What you have to do: Copy each line of the material below that includes the string "Date".

(Data excerpts)
★ ★ ★ ★ ★ ★ ★
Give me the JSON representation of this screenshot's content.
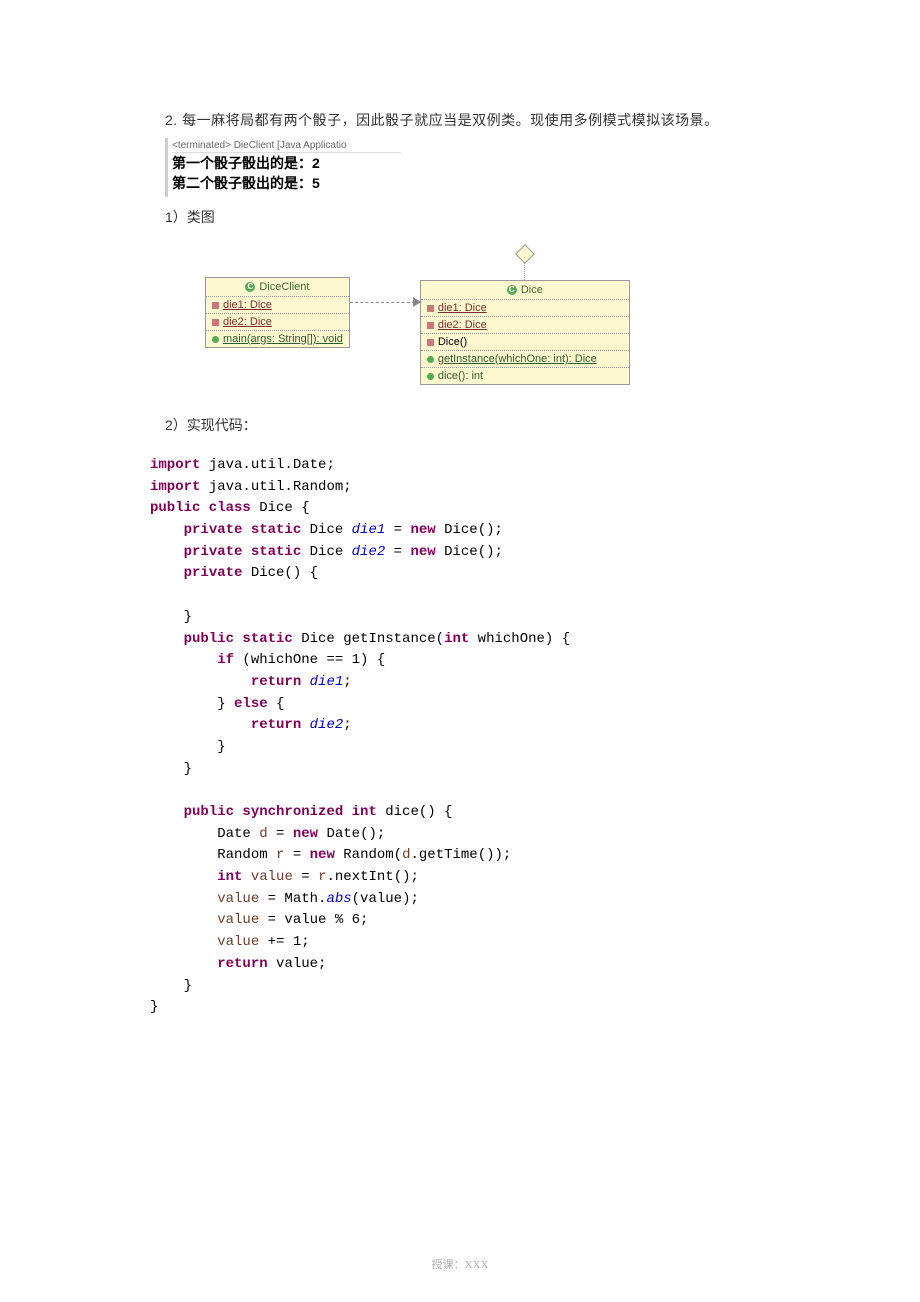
{
  "intro": "2. 每一麻将局都有两个骰子，因此骰子就应当是双例类。现使用多例模式模拟该场景。",
  "console": {
    "header": "<terminated> DieClient [Java Applicatio",
    "line1": "第一个骰子骰出的是：2",
    "line2": "第二个骰子骰出的是：5"
  },
  "section1": "1）类图",
  "section2": "2）实现代码：",
  "uml_client": {
    "title": "DiceClient",
    "field1": "die1: Dice",
    "field2": "die2: Dice",
    "method1": "main(args: String[]): void"
  },
  "uml_dice": {
    "title": "Dice",
    "field1": "die1: Dice",
    "field2": "die2: Dice",
    "ctor": "Dice()",
    "method1": "getInstance(whichOne: int): Dice",
    "method2": "dice(): int"
  },
  "code": {
    "l1a": "import",
    "l1b": " java.util.Date;",
    "l2a": "import",
    "l2b": " java.util.Random;",
    "l3a": "public class",
    "l3b": " Dice {",
    "l4a": "private static",
    "l4b": " Dice ",
    "l4c": "die1",
    "l4d": " = ",
    "l4e": "new",
    "l4f": " Dice();",
    "l5a": "private static",
    "l5b": " Dice ",
    "l5c": "die2",
    "l5d": " = ",
    "l5e": "new",
    "l5f": " Dice();",
    "l6a": "private",
    "l6b": " Dice() {",
    "l7": "    }",
    "l8a": "public static",
    "l8b": " Dice getInstance(",
    "l8c": "int",
    "l8d": " whichOne) {",
    "l9a": "if",
    "l9b": " (whichOne == 1) {",
    "l10a": "return",
    "l10b": "die1",
    "l10c": ";",
    "l11a": "} ",
    "l11b": "else",
    "l11c": " {",
    "l12a": "return",
    "l12b": "die2",
    "l12c": ";",
    "l13": "        }",
    "l14": "    }",
    "l15a": "public synchronized int",
    "l15b": " dice() {",
    "l16a": "        Date ",
    "l16v": "d",
    "l16b": " = ",
    "l16c": "new",
    "l16d": " Date();",
    "l17a": "        Random ",
    "l17v": "r",
    "l17b": " = ",
    "l17c": "new",
    "l17d": " Random(",
    "l17e": "d",
    "l17f": ".getTime());",
    "l18a": "int",
    "l18b": " value",
    "l18c": " = ",
    "l18d": "r",
    "l18e": ".nextInt();",
    "l19a": "        value",
    "l19b": " = Math.",
    "l19c": "abs",
    "l19d": "(value);",
    "l20a": "        value",
    "l20b": " = value % 6;",
    "l21a": "        value",
    "l21b": " += 1;",
    "l22a": "return",
    "l22b": " value;",
    "l23": "    }",
    "l24": "}"
  },
  "footer": "授课：XXX"
}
★ ★ ★ ★ ★ ★ ★
Solution for this task:
    "l1b": " java.util.Date;",
    "l16a": "        Date ",
    "l16d": " Date();",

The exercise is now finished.